## [Problem to solve]
Where the string "that" occurs in the material below, report the whole line.

## [Data to use]

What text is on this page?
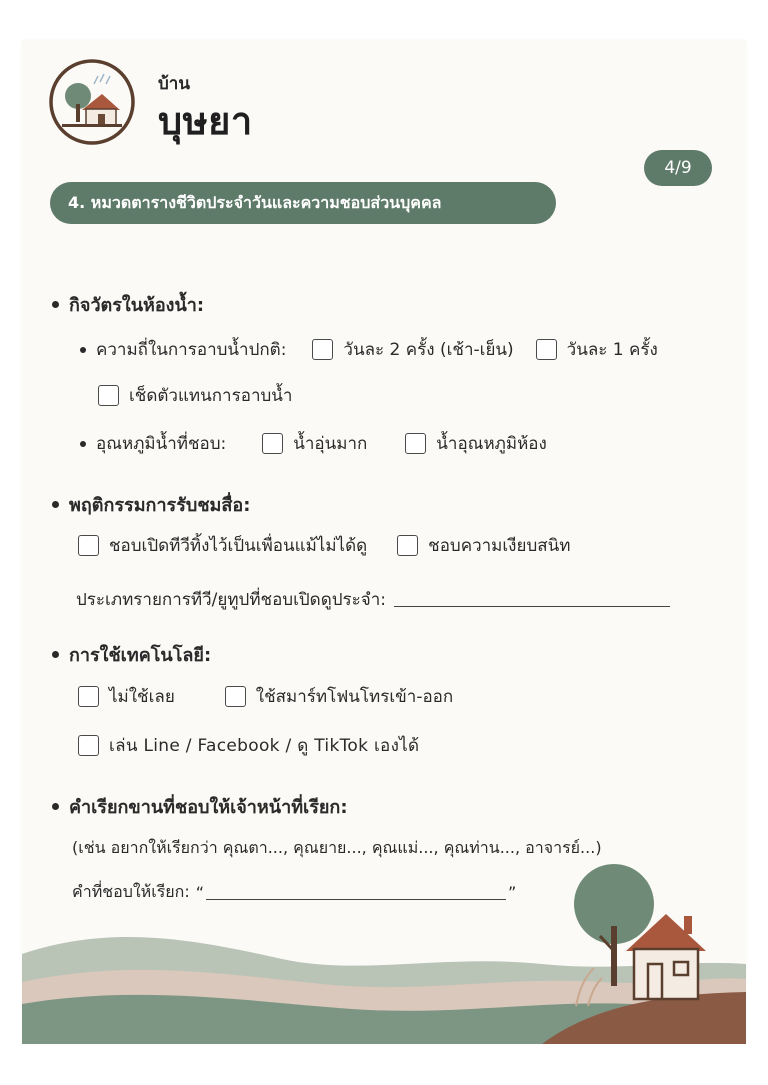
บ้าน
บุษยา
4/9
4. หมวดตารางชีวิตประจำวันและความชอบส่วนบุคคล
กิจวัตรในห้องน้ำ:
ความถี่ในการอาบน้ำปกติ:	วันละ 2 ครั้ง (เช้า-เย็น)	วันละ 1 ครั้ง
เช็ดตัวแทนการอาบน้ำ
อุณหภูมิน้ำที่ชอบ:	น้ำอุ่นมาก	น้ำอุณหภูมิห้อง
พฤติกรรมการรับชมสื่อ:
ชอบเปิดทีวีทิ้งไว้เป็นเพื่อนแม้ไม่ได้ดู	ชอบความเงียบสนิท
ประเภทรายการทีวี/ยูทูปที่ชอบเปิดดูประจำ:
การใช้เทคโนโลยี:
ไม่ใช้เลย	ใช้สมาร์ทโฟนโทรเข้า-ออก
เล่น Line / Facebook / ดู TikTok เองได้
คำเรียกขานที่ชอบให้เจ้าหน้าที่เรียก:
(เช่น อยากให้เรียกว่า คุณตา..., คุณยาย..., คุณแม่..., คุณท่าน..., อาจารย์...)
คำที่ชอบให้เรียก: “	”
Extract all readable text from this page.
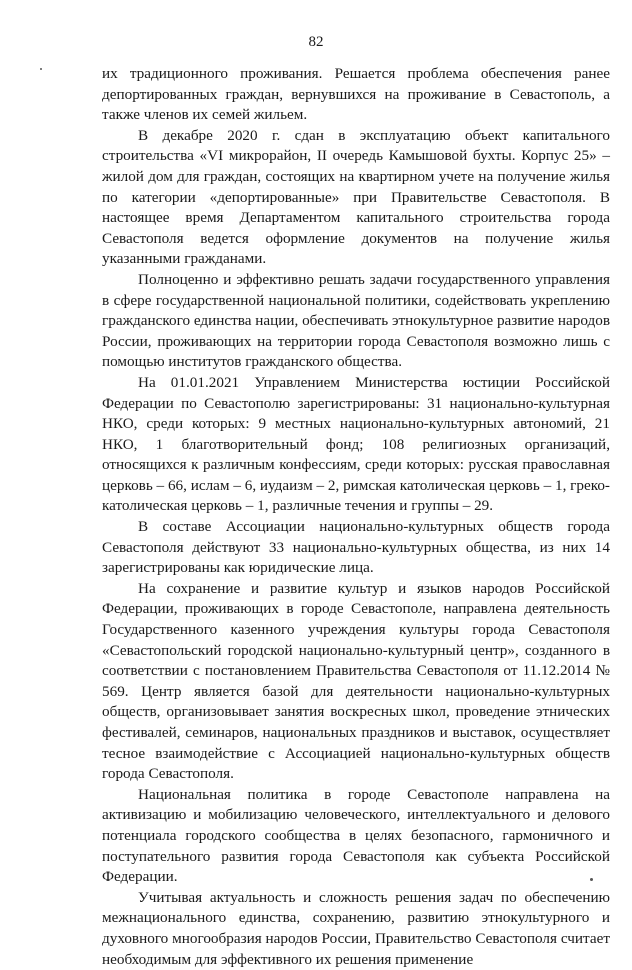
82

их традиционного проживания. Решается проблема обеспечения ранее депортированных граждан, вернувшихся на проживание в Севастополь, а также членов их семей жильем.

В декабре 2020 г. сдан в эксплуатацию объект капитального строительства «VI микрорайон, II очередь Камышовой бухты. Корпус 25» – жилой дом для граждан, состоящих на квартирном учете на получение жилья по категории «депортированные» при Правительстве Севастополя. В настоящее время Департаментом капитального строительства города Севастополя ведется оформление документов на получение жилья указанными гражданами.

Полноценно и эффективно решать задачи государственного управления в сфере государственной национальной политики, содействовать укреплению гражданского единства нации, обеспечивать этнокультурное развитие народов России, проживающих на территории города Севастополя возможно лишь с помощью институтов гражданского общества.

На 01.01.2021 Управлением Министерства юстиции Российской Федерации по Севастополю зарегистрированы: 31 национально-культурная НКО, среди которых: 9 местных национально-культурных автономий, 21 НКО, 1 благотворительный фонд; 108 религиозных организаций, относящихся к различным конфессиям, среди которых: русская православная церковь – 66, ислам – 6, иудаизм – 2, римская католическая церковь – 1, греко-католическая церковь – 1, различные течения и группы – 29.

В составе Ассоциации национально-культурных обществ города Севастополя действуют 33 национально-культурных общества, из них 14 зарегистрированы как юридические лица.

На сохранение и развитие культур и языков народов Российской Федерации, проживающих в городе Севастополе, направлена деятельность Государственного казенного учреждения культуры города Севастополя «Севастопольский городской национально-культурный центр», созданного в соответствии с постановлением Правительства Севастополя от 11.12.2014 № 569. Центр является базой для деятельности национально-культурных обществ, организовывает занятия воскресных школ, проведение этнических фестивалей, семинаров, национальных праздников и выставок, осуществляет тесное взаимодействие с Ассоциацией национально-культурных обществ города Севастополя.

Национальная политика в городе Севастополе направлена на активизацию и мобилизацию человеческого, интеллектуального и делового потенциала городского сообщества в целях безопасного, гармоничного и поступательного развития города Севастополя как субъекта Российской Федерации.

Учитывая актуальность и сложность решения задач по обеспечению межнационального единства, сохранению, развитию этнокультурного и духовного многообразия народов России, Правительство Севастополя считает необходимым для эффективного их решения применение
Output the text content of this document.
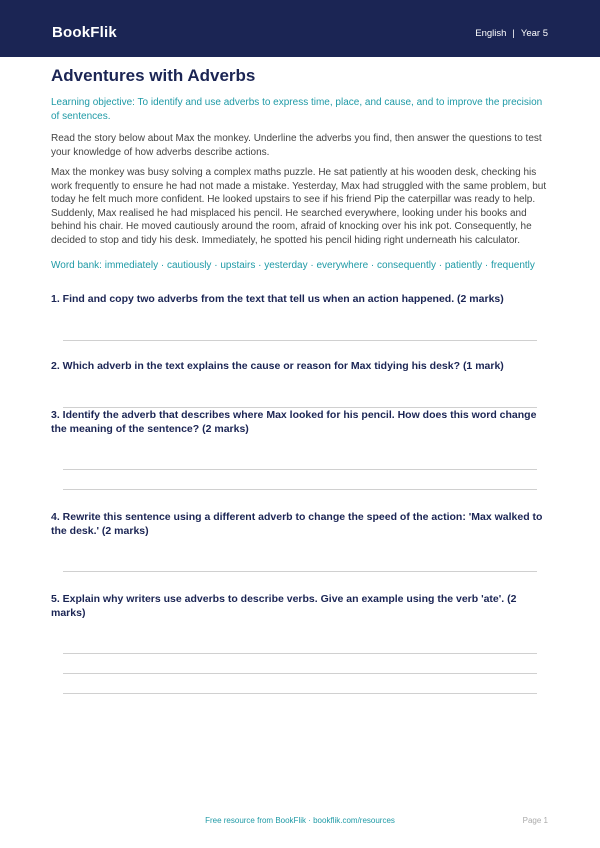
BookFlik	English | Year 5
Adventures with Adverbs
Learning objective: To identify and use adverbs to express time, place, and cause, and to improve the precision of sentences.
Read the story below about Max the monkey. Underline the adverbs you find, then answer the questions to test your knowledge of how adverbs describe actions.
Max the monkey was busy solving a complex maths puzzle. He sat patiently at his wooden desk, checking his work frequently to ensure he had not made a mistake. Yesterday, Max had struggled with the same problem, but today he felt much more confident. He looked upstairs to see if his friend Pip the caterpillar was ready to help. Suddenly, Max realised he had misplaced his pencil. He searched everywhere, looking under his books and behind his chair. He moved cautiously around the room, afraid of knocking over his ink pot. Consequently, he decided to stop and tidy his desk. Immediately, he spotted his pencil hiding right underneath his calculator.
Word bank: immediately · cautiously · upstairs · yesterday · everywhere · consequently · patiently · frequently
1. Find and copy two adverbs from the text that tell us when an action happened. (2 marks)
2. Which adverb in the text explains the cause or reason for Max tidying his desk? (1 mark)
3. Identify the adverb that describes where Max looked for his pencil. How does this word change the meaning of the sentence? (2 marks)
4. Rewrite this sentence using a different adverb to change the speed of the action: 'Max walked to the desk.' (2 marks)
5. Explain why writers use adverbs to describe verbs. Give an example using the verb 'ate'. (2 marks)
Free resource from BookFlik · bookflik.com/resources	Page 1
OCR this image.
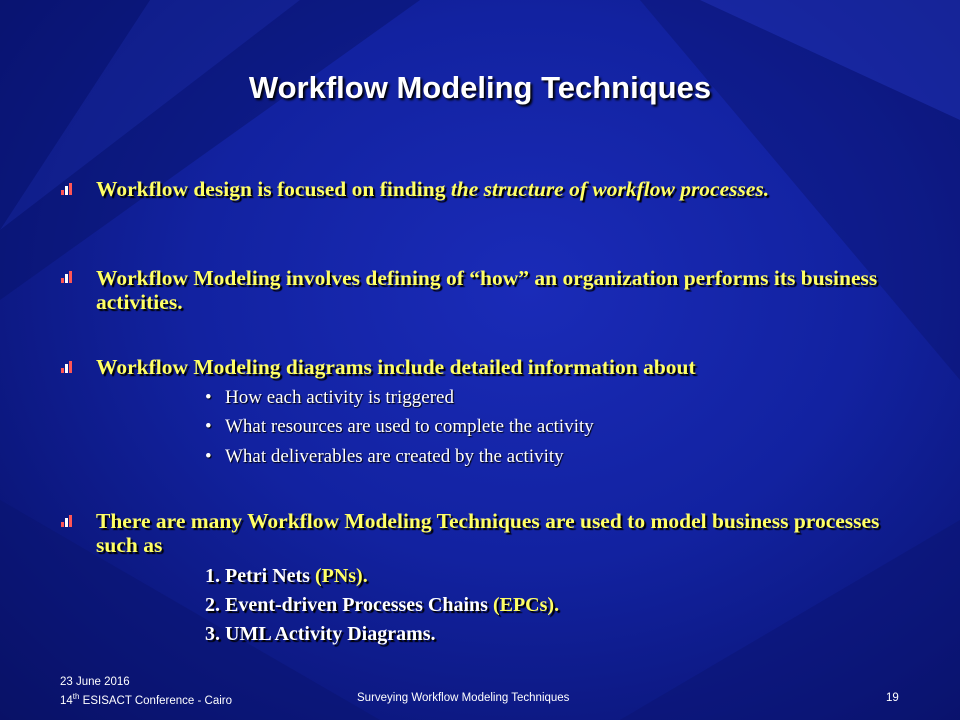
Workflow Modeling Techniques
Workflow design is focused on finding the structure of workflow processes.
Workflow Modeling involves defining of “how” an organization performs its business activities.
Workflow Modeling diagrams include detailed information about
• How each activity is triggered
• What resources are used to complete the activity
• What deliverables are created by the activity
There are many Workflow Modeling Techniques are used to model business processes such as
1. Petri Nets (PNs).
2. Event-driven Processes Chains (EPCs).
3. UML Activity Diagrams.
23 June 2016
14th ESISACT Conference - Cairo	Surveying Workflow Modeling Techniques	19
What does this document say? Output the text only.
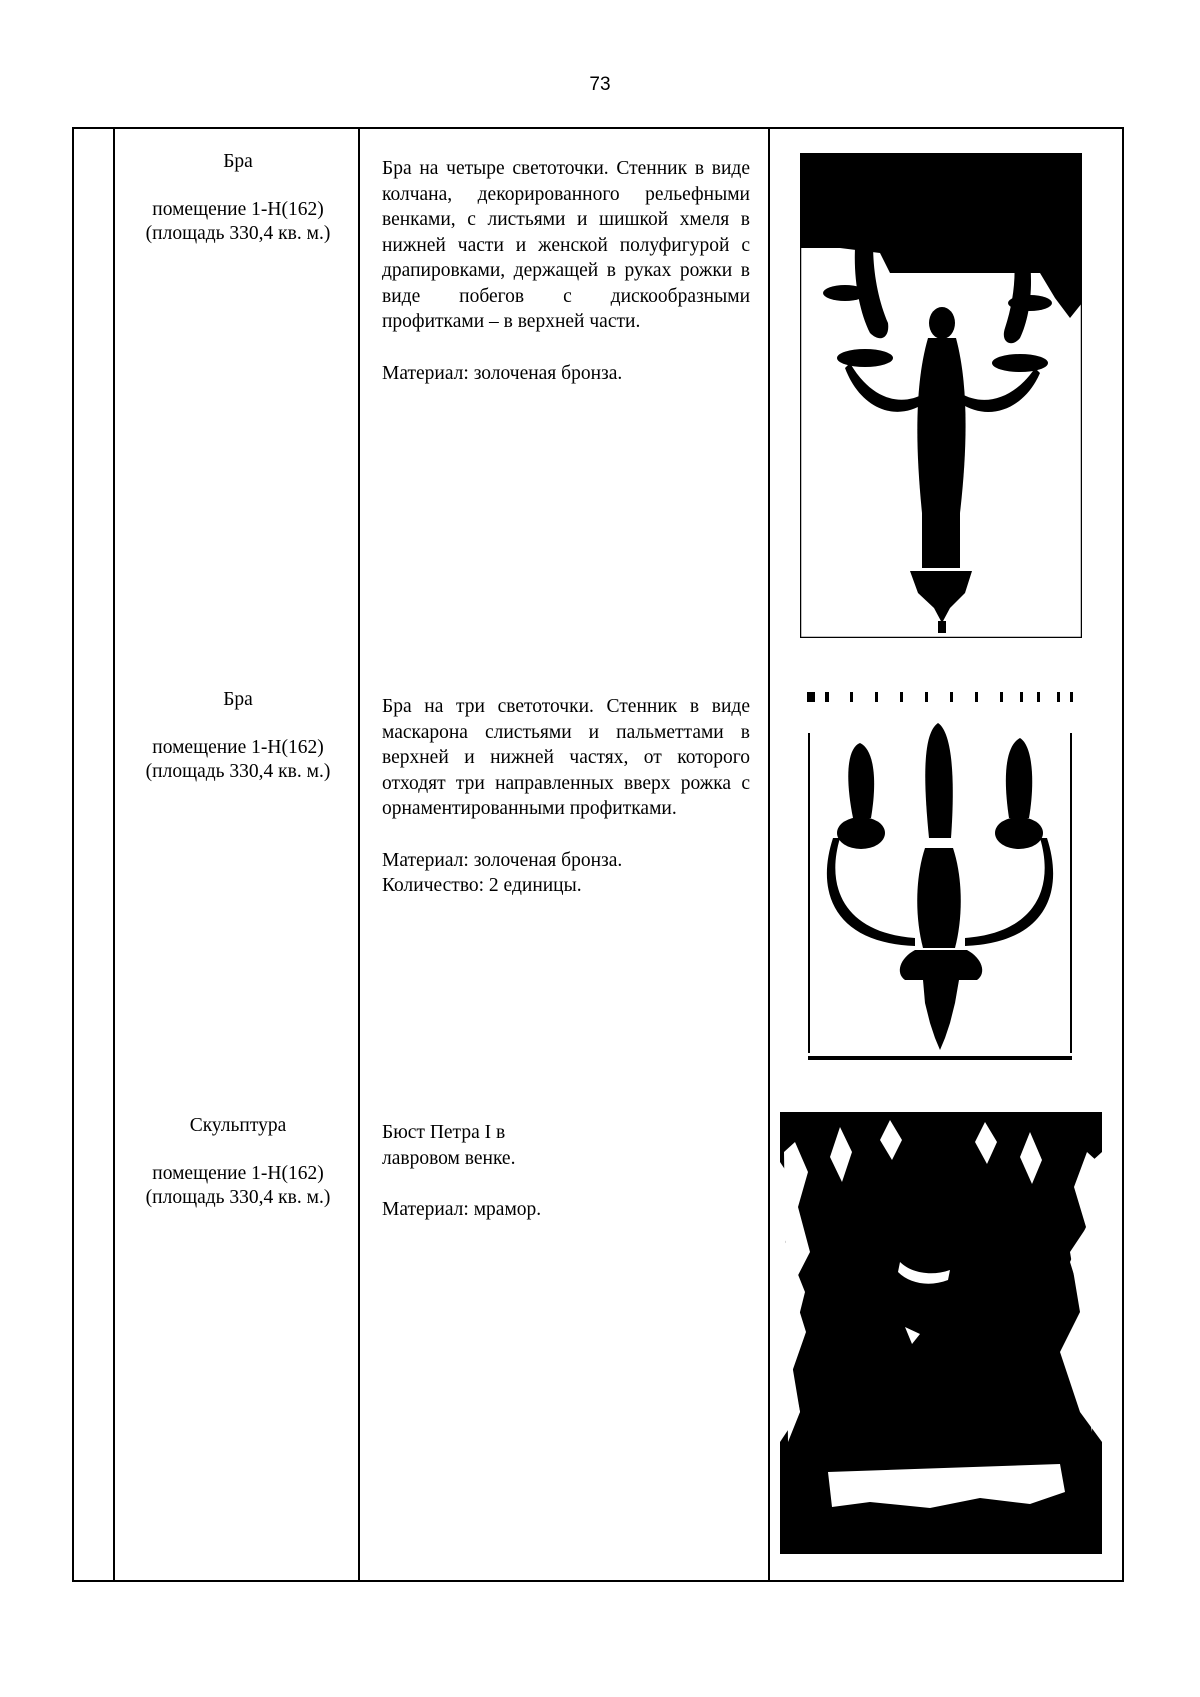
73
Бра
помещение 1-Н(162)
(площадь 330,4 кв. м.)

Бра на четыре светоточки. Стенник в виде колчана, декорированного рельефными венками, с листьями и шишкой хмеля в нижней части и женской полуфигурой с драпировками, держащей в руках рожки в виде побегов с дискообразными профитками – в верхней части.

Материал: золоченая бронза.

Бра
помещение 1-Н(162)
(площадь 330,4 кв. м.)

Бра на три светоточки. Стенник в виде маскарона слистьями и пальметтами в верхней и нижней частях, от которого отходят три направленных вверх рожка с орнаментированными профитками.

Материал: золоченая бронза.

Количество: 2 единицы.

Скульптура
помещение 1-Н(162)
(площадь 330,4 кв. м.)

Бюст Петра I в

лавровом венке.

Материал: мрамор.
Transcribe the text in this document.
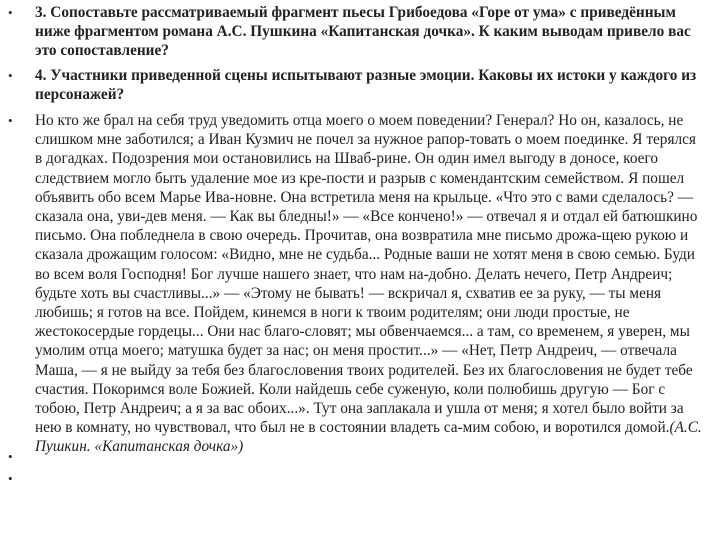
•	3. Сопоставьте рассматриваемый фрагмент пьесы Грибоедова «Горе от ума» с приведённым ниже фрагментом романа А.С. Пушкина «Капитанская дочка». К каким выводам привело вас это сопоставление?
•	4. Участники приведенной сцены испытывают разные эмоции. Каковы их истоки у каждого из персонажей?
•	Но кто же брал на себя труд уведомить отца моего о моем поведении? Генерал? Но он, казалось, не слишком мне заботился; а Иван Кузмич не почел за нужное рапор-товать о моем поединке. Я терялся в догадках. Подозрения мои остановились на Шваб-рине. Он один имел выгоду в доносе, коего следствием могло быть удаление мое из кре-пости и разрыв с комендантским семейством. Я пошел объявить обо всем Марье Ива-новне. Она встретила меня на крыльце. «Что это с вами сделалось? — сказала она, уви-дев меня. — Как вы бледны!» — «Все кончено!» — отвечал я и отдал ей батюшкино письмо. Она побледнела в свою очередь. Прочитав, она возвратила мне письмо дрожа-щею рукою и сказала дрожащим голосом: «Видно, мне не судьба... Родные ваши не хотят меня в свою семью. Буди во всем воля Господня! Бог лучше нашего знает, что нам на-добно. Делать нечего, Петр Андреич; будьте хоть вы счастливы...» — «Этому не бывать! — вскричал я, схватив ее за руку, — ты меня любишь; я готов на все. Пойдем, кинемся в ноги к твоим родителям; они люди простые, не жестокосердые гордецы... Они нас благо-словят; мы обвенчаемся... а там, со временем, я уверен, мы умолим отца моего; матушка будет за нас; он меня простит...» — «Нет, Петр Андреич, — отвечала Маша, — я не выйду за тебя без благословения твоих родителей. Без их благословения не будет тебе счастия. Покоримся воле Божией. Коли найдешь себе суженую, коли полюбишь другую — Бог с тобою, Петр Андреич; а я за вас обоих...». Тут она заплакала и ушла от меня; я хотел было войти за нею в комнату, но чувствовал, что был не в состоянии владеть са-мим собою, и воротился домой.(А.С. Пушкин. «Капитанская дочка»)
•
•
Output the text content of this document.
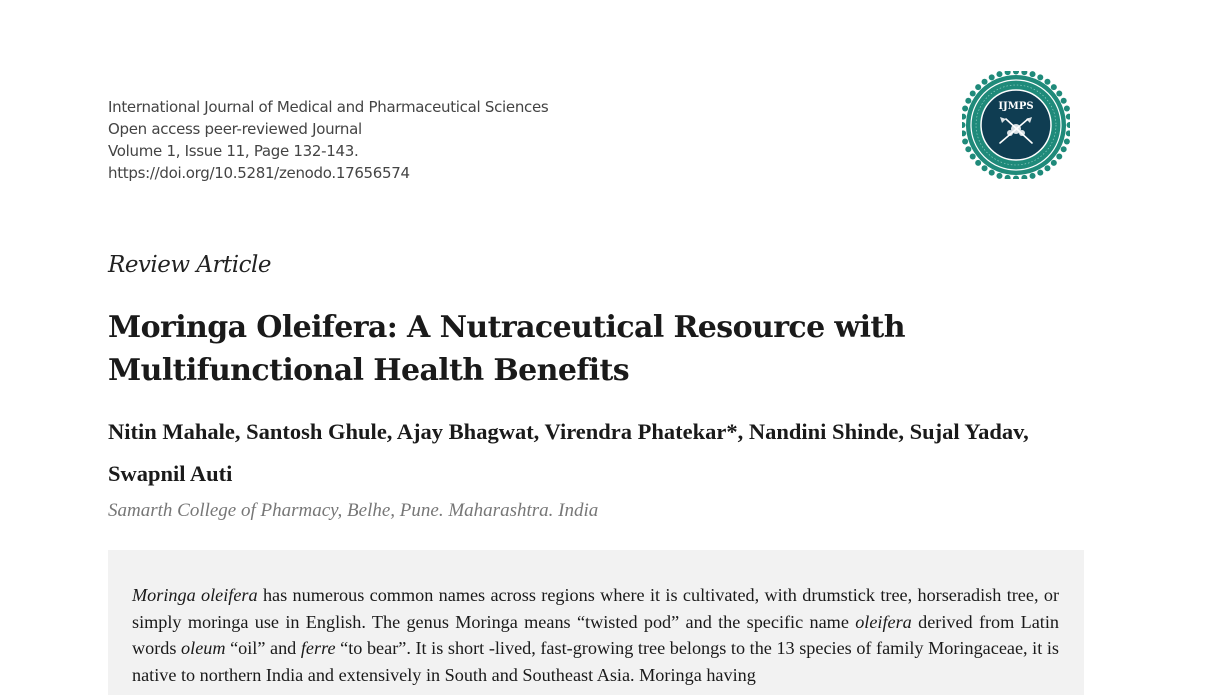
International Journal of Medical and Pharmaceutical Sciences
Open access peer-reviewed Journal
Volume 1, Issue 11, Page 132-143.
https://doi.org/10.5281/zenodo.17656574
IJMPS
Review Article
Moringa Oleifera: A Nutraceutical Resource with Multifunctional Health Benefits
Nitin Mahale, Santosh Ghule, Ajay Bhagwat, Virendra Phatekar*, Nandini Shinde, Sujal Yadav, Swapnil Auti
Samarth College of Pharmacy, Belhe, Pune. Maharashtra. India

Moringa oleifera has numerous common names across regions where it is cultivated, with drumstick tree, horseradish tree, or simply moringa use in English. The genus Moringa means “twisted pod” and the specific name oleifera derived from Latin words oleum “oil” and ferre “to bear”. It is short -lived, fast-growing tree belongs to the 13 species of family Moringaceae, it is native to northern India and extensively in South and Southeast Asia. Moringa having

## [Answer]
1. Find and copy two adverbs from the text that tell us when an action happened. (2 marks)
3. Identify the adverb that describes where Max looked for his pencil. How does this word change the meaning of the sentence? (2 marks)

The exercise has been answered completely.